* Excerpted data

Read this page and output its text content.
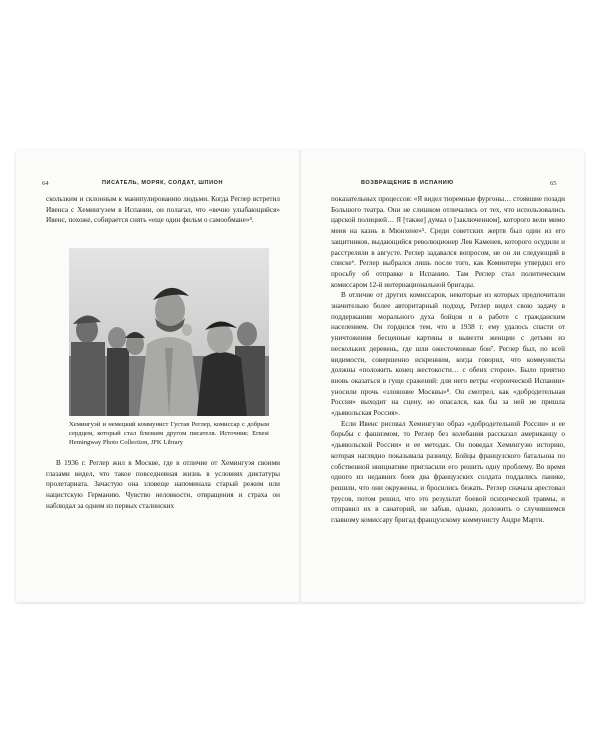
64	ПИСАТЕЛЬ, МОРЯК, СОЛДАТ, ШПИОН

скользким и склонным к манипулированию людьми. Когда Реглер встретил Ивенса с Хемингуэем в Испании, он полагал, что «вечно улыбающийся» Ивенс, похоже, собирается снять «еще один фильм о самообмане»⁴.

Хемингуэй и немецкий коммунист Густав Реглер, комиссар с добрым сердцем, который стал близким другом писателя. Источник: Ernest Hemingway Photo Collection, JFK Library

В 1936 г. Реглер жил в Москве, где в отличие от Хемингуэя своими глазами видел, что такое повседневная жизнь в условиях диктатуры пролетариата. Зачастую она зловеще напоминала старый режим или нацистскую Германию. Чувство неловкости, отвращения и страха он наблюдал за одним из первых сталинских

ВОЗВРАЩЕНИЕ В ИСПАНИЮ	65

показательных процессов: «Я видел тюремные фургоны… стоявшие позади Большого театра. Они не слишком отличались от тех, что использовались царской полицией… Я [также] думал о [заключенном], которого вели мимо меня на казнь в Мюнхене»⁵. Среди советских жертв был один из его защитников, выдающийся революционер Лев Каменев, которого осудили и расстреляли в августе. Реглер задавался вопросом, не он ли следующий в списке⁶. Реглер выбрался лишь после того, как Коминтерн утвердил его просьбу об отправке в Испанию. Там Реглер стал политическим комиссаром 12-й интернациональной бригады.

В отличие от других комиссаров, некоторые из которых предпочитали значительно более авторитарный подход, Реглер видел свою задачу в поддержании морального духа бойцов и в работе с гражданским населением. Он гордился тем, что в 1938 г. ему удалось спасти от уничтожения бесценные картины и вывезти женщин с детьми из нескольких деревень, где шли ожесточенные бои⁷. Реглер был, по всей видимости, совершенно искренним, когда говорил, что коммунисты должны «положить конец жестокости… с обеих сторон». Было приятно вновь оказаться в гуще сражений: для него ветры «героической Испании» уносили прочь «зловоние Москвы»⁸. Он смотрел, как «добродетельная Россия» выходит на сцену, но опасался, как бы за ней не пришла «дьявольская Россия».

Если Ивенс рисовал Хемингуэю образ «добродетельной России» и ее борьбы с фашизмом, то Реглер без колебания рассказал американцу о «дьявольской России» и ее методах. Он поведал Хемингуэю историю, которая наглядно показывала разницу. Бойцы французского батальона по собственной инициативе пригласили его решить одну проблему. Во время одного из недавних боев два французских солдата поддались панике, решили, что они окружены, и бросились бежать. Реглер сначала арестовал трусов, потом решил, что это результат боевой психической травмы, и отправил их в санаторий, не забыв, однако, доложить о случившемся главному комиссару бригад французскому коммунисту Андре Марти.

* Task brief
Repeat the listing in full and exactly. Do not include any images.

* Expected output
Read this page and output its text content.
64	ПИСАТЕЛЬ, МОРЯК, СОЛДАТ, ШПИОН

скользким и склонным к манипулированию людьми. Когда Реглер встретил Ивенса с Хемингуэем в Испании, он полагал, что «вечно улыбающийся» Ивенс, похоже, собирается снять «еще один фильм о самообмане»⁴.

Хемингуэй и немецкий коммунист Густав Реглер, комиссар с добрым сердцем, который стал близким другом писателя. Источник: Ernest Hemingway Photo Collection, JFK Library

В 1936 г. Реглер жил в Москве, где в отличие от Хемингуэя своими глазами видел, что такое повседневная жизнь в условиях диктатуры пролетариата. Зачастую она зловеще напоминала старый режим или нацистскую Германию. Чувство неловкости, отвращения и страха он наблюдал за одним из первых сталинских

ВОЗВРАЩЕНИЕ В ИСПАНИЮ	65

показательных процессов: «Я видел тюремные фургоны… стоявшие позади Большого театра. Они не слишком отличались от тех, что использовались царской полицией… Я [также] думал о [заключенном], которого вели мимо меня на казнь в Мюнхене»⁵. Среди советских жертв был один из его защитников, выдающийся революционер Лев Каменев, которого осудили и расстреляли в августе. Реглер задавался вопросом, не он ли следующий в списке⁶. Реглер выбрался лишь после того, как Коминтерн утвердил его просьбу об отправке в Испанию. Там Реглер стал политическим комиссаром 12-й интернациональной бригады.

В отличие от других комиссаров, некоторые из которых предпочитали значительно более авторитарный подход, Реглер видел свою задачу в поддержании морального духа бойцов и в работе с гражданским населением. Он гордился тем, что в 1938 г. ему удалось спасти от уничтожения бесценные картины и вывезти женщин с детьми из нескольких деревень, где шли ожесточенные бои⁷. Реглер был, по всей видимости, совершенно искренним, когда говорил, что коммунисты должны «положить конец жестокости… с обеих сторон». Было приятно вновь оказаться в гуще сражений: для него ветры «героической Испании» уносили прочь «зловоние Москвы»⁸. Он смотрел, как «добродетельная Россия» выходит на сцену, но опасался, как бы за ней не пришла «дьявольская Россия».

Если Ивенс рисовал Хемингуэю образ «добродетельной России» и ее борьбы с фашизмом, то Реглер без колебания рассказал американцу о «дьявольской России» и ее методах. Он поведал Хемингуэю историю, которая наглядно показывала разницу. Бойцы французского батальона по собственной инициативе пригласили его решить одну проблему. Во время одного из недавних боев два французских солдата поддались панике, решили, что они окружены, и бросились бежать. Реглер сначала арестовал трусов, потом решил, что это результат боевой психической травмы, и отправил их в санаторий, не забыв, однако, доложить о случившемся главному комиссару бригад французскому коммунисту Андре Марти.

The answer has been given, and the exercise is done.